* The problem *
Locate the line that contains "Read all visible content and emit it as JSON.". Copy it and every following line through the end of the records, exactly, and include nothing else.

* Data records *
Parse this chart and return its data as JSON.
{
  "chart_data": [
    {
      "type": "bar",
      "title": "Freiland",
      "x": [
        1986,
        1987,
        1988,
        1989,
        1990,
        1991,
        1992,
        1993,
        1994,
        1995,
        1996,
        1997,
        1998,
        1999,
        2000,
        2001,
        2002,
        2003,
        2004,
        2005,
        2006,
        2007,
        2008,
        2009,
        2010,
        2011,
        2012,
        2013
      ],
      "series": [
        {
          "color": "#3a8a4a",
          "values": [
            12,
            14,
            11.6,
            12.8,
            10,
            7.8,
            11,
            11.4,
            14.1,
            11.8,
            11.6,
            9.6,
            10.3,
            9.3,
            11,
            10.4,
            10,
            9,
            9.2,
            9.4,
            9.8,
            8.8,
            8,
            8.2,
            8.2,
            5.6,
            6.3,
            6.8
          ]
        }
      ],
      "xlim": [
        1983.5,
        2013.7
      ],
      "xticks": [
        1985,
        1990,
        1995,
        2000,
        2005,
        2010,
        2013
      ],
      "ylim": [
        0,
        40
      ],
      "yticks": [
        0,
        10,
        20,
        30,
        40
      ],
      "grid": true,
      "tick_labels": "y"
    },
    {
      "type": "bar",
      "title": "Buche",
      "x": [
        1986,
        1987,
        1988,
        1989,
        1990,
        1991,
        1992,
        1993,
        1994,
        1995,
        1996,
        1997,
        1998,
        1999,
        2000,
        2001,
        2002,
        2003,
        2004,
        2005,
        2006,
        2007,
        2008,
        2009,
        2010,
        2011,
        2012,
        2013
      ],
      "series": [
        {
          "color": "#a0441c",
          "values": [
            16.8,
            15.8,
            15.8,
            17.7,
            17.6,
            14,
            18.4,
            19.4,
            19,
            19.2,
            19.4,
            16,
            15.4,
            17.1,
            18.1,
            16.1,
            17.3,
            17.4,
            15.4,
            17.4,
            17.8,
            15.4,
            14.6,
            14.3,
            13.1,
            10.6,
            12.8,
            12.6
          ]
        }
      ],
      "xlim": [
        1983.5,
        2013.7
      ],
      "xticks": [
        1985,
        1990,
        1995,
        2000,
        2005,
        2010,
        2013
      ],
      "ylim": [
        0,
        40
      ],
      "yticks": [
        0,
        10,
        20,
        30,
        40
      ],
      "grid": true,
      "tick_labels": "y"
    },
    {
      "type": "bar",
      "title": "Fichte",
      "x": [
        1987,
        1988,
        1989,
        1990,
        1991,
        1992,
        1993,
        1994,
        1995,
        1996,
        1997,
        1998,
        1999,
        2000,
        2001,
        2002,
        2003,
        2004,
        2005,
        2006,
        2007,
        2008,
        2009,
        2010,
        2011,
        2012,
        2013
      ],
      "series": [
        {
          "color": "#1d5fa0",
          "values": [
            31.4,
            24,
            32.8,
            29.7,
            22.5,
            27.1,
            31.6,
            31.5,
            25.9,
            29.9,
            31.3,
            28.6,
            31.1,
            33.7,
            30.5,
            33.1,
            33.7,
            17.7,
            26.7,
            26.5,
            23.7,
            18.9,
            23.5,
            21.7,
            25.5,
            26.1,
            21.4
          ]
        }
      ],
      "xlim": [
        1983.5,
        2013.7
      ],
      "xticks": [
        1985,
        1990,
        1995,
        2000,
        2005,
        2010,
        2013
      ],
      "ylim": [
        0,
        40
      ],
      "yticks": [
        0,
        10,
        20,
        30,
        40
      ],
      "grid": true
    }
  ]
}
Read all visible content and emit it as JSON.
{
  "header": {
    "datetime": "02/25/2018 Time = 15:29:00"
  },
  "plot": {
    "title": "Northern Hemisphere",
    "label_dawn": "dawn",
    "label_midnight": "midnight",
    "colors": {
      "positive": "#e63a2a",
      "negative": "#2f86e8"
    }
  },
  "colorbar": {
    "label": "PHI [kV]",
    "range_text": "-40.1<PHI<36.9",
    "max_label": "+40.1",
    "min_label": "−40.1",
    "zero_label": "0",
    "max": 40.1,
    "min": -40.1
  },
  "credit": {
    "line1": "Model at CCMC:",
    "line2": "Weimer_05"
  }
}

* Solution to this exercise *
Read all visible content and emit it as JSON.
{
  "header": {
    "datetime": "02/25/2018 Time = 15:29:00"
  },
  "plot": {
    "title": "Northern Hemisphere",
    "label_dawn": "dawn",
    "label_midnight": "midnight",
    "colors": {
      "positive": "#e63a2a",
      "negative": "#2f86e8"
    }
  },
  "colorbar": {
    "label": "PHI [kV]",
    "range_text": "-40.1<PHI<36.9",
    "max_label": "+40.1",
    "min_label": "−40.1",
    "zero_label": "0",
    "max": 40.1,
    "min": -40.1
  },
  "credit": {
    "line1": "Model at CCMC:",
    "line2": "Weimer_05"
  }
}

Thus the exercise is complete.